ENTRIES SUPPLIED below:

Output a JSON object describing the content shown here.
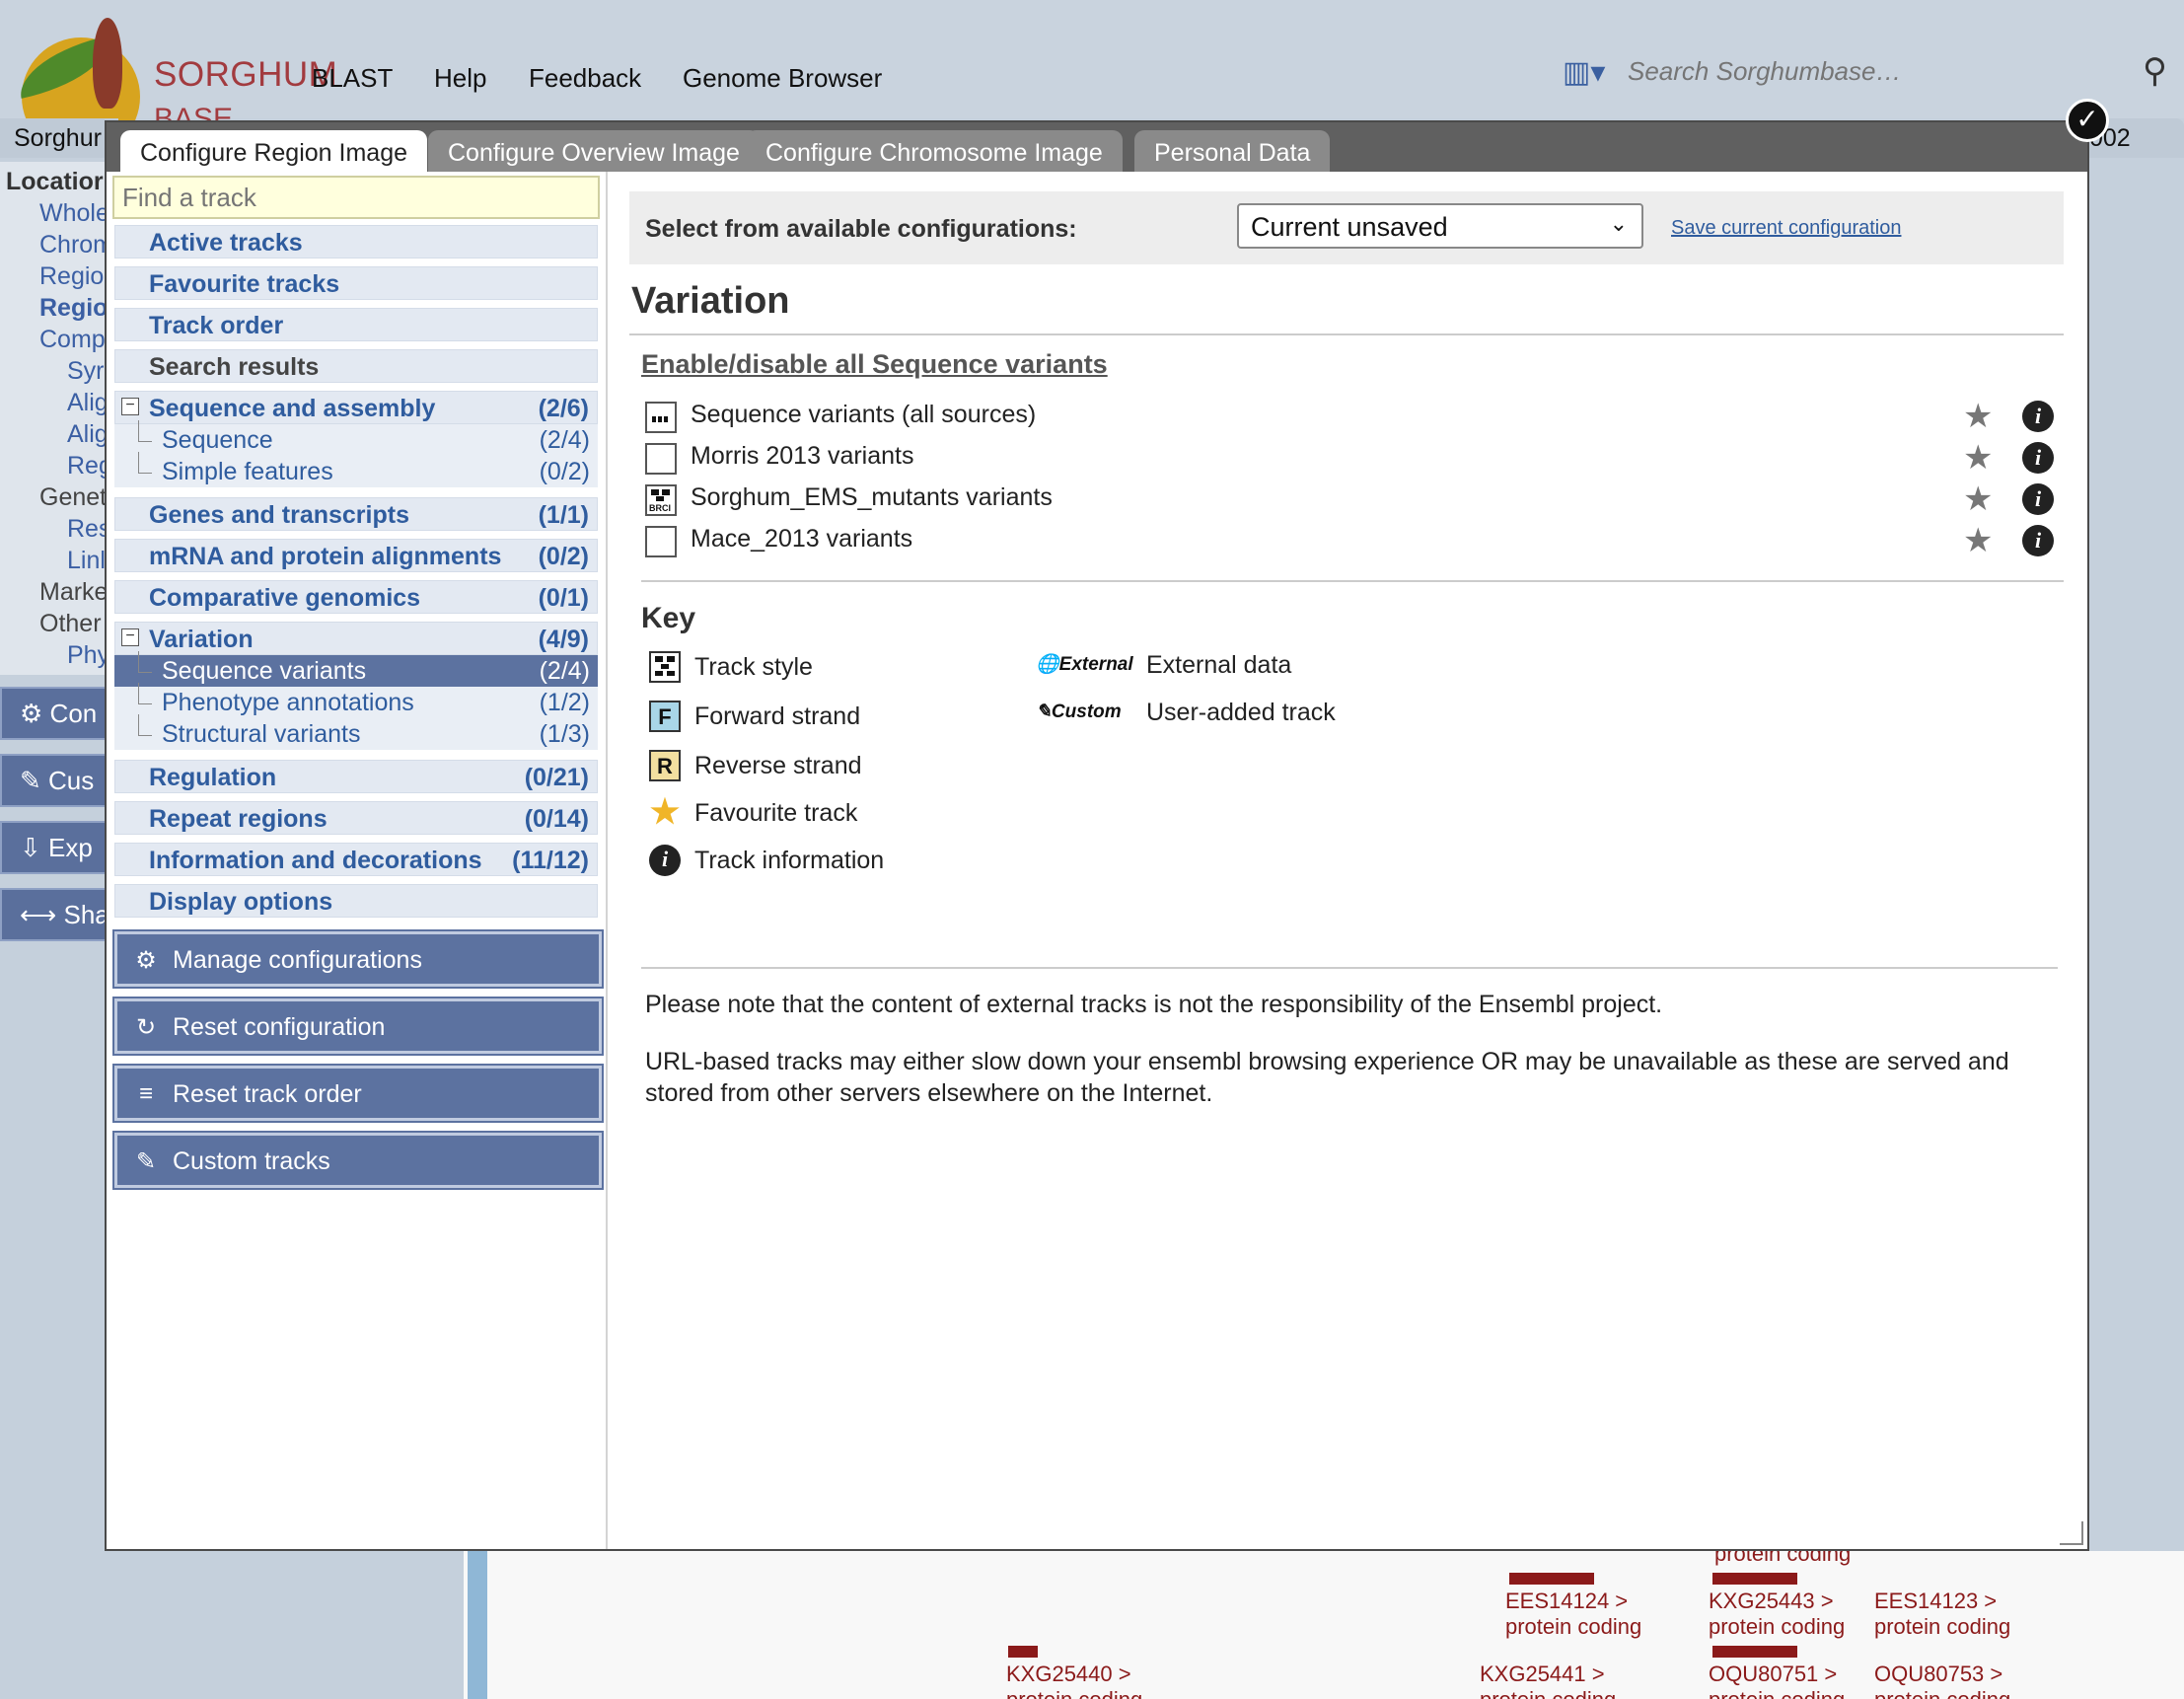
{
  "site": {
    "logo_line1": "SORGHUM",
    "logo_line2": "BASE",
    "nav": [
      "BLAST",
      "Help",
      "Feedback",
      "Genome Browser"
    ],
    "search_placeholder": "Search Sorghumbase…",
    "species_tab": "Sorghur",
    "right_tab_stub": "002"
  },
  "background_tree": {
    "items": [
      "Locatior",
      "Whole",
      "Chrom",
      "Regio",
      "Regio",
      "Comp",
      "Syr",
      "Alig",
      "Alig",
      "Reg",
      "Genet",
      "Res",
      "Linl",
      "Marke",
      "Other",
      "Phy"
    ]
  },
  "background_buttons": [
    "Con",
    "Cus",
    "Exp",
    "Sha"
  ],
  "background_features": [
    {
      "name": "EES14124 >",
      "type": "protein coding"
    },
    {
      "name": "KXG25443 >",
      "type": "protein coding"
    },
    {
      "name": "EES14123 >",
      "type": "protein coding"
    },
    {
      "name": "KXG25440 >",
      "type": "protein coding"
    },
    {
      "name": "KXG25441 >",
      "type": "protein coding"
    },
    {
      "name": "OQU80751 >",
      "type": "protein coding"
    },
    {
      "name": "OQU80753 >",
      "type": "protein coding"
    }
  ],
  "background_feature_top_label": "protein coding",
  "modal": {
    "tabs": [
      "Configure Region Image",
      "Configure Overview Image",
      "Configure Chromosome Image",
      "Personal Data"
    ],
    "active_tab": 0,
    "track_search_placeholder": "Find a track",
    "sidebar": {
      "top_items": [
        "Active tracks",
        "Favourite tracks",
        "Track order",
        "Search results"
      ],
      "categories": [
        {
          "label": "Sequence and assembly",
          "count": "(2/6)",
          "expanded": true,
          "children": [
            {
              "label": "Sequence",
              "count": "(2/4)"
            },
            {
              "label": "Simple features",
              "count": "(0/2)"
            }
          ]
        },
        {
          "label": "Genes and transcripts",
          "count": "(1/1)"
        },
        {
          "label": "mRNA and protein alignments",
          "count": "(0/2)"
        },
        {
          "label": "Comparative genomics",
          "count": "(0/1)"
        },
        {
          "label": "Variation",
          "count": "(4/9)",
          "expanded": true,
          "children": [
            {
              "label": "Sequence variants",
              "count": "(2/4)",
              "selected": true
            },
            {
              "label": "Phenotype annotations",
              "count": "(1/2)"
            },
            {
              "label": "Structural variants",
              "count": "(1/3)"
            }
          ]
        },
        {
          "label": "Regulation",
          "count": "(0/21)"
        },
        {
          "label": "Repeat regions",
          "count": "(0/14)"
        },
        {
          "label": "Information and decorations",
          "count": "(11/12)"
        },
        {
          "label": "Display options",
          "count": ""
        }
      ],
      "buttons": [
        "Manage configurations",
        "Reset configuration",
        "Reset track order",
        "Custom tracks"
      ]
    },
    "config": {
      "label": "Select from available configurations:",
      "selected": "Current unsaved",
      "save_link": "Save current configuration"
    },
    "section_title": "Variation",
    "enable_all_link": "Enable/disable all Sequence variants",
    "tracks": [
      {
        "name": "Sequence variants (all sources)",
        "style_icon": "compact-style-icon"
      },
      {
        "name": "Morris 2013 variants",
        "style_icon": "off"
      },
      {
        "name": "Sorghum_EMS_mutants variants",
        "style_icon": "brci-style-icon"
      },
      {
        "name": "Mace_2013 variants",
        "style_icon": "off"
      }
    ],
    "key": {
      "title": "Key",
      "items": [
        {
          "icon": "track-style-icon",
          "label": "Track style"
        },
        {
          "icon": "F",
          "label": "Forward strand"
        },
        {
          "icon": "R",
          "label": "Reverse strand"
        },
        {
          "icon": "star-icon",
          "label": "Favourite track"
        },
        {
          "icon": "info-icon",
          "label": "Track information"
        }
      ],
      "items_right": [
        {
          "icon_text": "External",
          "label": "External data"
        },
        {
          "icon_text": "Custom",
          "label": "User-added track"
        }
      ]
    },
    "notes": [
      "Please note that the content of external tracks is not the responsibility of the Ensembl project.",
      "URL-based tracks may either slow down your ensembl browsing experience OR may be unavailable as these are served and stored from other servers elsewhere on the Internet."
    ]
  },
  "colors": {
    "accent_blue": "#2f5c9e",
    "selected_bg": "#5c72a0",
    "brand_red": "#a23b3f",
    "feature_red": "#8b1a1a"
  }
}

End of ENTRIES SUPPLIED.

REQUIRED ACTION »
From the data above, show each line that contains "Variation".

EXERCISE ANSWER »
          "label": "Variation",
    "section_title": "Variation",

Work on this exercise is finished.